Can you reproduce the data beneath, keeping every line exact?

——

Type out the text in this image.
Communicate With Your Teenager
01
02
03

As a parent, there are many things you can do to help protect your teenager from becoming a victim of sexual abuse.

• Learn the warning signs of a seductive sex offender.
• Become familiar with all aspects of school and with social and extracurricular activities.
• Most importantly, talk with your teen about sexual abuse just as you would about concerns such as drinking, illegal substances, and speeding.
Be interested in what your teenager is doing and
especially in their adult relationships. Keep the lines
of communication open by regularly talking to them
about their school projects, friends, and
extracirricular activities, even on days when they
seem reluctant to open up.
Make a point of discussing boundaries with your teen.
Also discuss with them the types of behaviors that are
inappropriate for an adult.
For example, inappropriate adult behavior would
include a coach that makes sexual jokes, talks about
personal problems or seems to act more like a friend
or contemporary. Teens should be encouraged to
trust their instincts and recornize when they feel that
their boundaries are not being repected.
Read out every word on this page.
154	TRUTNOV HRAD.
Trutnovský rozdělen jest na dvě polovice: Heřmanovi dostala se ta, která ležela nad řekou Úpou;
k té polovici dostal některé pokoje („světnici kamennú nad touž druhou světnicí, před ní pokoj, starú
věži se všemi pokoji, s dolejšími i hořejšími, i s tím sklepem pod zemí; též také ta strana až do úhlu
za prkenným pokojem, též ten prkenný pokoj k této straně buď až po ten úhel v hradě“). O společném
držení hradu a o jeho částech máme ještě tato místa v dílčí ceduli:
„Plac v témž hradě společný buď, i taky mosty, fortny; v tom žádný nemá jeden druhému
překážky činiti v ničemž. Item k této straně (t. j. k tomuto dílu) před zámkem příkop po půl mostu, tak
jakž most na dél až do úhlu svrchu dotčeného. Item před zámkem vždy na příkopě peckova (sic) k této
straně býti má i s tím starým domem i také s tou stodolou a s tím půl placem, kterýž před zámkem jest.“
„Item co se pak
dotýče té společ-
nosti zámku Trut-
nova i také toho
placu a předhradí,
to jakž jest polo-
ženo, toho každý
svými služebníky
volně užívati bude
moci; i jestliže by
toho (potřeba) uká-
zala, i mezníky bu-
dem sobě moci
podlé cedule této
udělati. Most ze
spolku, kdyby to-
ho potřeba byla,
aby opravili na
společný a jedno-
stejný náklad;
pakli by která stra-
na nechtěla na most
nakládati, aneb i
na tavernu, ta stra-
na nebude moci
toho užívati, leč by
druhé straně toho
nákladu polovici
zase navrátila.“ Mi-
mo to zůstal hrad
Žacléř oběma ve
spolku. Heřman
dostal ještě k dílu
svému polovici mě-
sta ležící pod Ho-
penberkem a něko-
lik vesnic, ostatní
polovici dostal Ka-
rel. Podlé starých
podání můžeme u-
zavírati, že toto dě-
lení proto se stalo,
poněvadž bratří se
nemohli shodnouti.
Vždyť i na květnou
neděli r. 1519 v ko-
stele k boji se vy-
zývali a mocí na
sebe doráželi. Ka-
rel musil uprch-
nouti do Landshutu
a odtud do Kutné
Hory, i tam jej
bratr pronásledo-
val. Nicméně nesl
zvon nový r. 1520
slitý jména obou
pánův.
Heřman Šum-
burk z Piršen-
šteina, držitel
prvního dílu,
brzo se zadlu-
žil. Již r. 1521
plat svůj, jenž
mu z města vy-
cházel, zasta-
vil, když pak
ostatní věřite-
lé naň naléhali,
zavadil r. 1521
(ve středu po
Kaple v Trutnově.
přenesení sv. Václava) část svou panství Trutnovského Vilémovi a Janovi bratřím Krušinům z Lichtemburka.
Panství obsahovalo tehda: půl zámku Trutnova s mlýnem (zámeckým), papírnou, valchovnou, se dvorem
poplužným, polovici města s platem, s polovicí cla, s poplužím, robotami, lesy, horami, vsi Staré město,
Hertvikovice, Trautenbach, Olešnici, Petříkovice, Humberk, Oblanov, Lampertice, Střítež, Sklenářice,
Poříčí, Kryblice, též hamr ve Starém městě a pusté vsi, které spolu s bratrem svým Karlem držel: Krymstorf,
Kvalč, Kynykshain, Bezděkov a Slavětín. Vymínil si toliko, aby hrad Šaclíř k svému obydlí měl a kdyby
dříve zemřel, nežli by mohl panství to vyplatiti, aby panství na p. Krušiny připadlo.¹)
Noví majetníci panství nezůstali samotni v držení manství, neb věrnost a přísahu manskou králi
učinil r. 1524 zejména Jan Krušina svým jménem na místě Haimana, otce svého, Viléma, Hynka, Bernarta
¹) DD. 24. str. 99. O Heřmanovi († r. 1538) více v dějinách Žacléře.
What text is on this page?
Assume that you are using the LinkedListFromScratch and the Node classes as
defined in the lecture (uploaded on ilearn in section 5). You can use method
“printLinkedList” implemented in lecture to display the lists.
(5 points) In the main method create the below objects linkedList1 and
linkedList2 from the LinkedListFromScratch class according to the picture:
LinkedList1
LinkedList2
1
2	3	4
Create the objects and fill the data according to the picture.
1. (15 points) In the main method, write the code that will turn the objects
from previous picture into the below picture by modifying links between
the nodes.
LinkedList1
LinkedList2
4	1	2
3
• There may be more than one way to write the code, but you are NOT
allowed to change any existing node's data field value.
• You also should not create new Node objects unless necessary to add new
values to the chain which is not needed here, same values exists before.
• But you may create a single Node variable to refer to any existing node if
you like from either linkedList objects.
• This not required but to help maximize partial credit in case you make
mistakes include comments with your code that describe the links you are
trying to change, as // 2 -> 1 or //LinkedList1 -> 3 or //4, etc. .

——

[Solution]
Type out the text in this image.
Communicate With Your Teenager
01
02
03

As a parent, there are many things you can do to help protect your teenager from becoming a victim of sexual abuse.

• Learn the warning signs of a seductive sex offender.
• Become familiar with all aspects of school and with social and extracurricular activities.
• Most importantly, talk with your teen about sexual abuse just as you would about concerns such as drinking, illegal substances, and speeding.
Be interested in what your teenager is doing and
especially in their adult relationships. Keep the lines
of communication open by regularly talking to them
about their school projects, friends, and
extracirricular activities, even on days when they
seem reluctant to open up.
Make a point of discussing boundaries with your teen.
Also discuss with them the types of behaviors that are
inappropriate for an adult.
For example, inappropriate adult behavior would
include a coach that makes sexual jokes, talks about
personal problems or seems to act more like a friend
or contemporary. Teens should be encouraged to
trust their instincts and recornize when they feel that
their boundaries are not being repected.
Read out every word on this page.
154	TRUTNOV HRAD.
Trutnovský rozdělen jest na dvě polovice: Heřmanovi dostala se ta, která ležela nad řekou Úpou;
k té polovici dostal některé pokoje („světnici kamennú nad touž druhou světnicí, před ní pokoj, starú
věži se všemi pokoji, s dolejšími i hořejšími, i s tím sklepem pod zemí; též také ta strana až do úhlu
za prkenným pokojem, též ten prkenný pokoj k této straně buď až po ten úhel v hradě“). O společném
držení hradu a o jeho částech máme ještě tato místa v dílčí ceduli:
„Plac v témž hradě společný buď, i taky mosty, fortny; v tom žádný nemá jeden druhému
překážky činiti v ničemž. Item k této straně (t. j. k tomuto dílu) před zámkem příkop po půl mostu, tak
jakž most na dél až do úhlu svrchu dotčeného. Item před zámkem vždy na příkopě peckova (sic) k této
straně býti má i s tím starým domem i také s tou stodolou a s tím půl placem, kterýž před zámkem jest.“
„Item co se pak
dotýče té společ-
nosti zámku Trut-
nova i také toho
placu a předhradí,
to jakž jest polo-
ženo, toho každý
svými služebníky
volně užívati bude
moci; i jestliže by
toho (potřeba) uká-
zala, i mezníky bu-
dem sobě moci
podlé cedule této
udělati. Most ze
spolku, kdyby to-
ho potřeba byla,
aby opravili na
společný a jedno-
stejný náklad;
pakli by která stra-
na nechtěla na most
nakládati, aneb i
na tavernu, ta stra-
na nebude moci
toho užívati, leč by
druhé straně toho
nákladu polovici
zase navrátila.“ Mi-
mo to zůstal hrad
Žacléř oběma ve
spolku. Heřman
dostal ještě k dílu
svému polovici mě-
sta ležící pod Ho-
penberkem a něko-
lik vesnic, ostatní
polovici dostal Ka-
rel. Podlé starých
podání můžeme u-
zavírati, že toto dě-
lení proto se stalo,
poněvadž bratří se
nemohli shodnouti.
Vždyť i na květnou
neděli r. 1519 v ko-
stele k boji se vy-
zývali a mocí na
sebe doráželi. Ka-
rel musil uprch-
nouti do Landshutu
a odtud do Kutné
Hory, i tam jej
bratr pronásledo-
val. Nicméně nesl
zvon nový r. 1520
slitý jména obou
pánův.
Heřman Šum-
burk z Piršen-
šteina, držitel
prvního dílu,
brzo se zadlu-
žil. Již r. 1521
plat svůj, jenž
mu z města vy-
cházel, zasta-
vil, když pak
ostatní věřite-
lé naň naléhali,
zavadil r. 1521
(ve středu po
Kaple v Trutnově.
přenesení sv. Václava) část svou panství Trutnovského Vilémovi a Janovi bratřím Krušinům z Lichtemburka.
Panství obsahovalo tehda: půl zámku Trutnova s mlýnem (zámeckým), papírnou, valchovnou, se dvorem
poplužným, polovici města s platem, s polovicí cla, s poplužím, robotami, lesy, horami, vsi Staré město,
Hertvikovice, Trautenbach, Olešnici, Petříkovice, Humberk, Oblanov, Lampertice, Střítež, Sklenářice,
Poříčí, Kryblice, též hamr ve Starém městě a pusté vsi, které spolu s bratrem svým Karlem držel: Krymstorf,
Kvalč, Kynykshain, Bezděkov a Slavětín. Vymínil si toliko, aby hrad Šaclíř k svému obydlí měl a kdyby
dříve zemřel, nežli by mohl panství to vyplatiti, aby panství na p. Krušiny připadlo.¹)
Noví majetníci panství nezůstali samotni v držení manství, neb věrnost a přísahu manskou králi
učinil r. 1524 zejména Jan Krušina svým jménem na místě Haimana, otce svého, Viléma, Hynka, Bernarta
¹) DD. 24. str. 99. O Heřmanovi († r. 1538) více v dějinách Žacléře.
What text is on this page?
Assume that you are using the LinkedListFromScratch and the Node classes as
defined in the lecture (uploaded on ilearn in section 5). You can use method
“printLinkedList” implemented in lecture to display the lists.
(5 points) In the main method create the below objects linkedList1 and
linkedList2 from the LinkedListFromScratch class according to the picture:
LinkedList1
LinkedList2
1
2	3	4
Create the objects and fill the data according to the picture.
1. (15 points) In the main method, write the code that will turn the objects
from previous picture into the below picture by modifying links between
the nodes.
LinkedList1
LinkedList2
4	1	2
3
• There may be more than one way to write the code, but you are NOT
allowed to change any existing node's data field value.
• You also should not create new Node objects unless necessary to add new
values to the chain which is not needed here, same values exists before.
• But you may create a single Node variable to refer to any existing node if
you like from either linkedList objects.
• This not required but to help maximize partial credit in case you make
mistakes include comments with your code that describe the links you are
trying to change, as // 2 -> 1 or //LinkedList1 -> 3 or //4, etc. .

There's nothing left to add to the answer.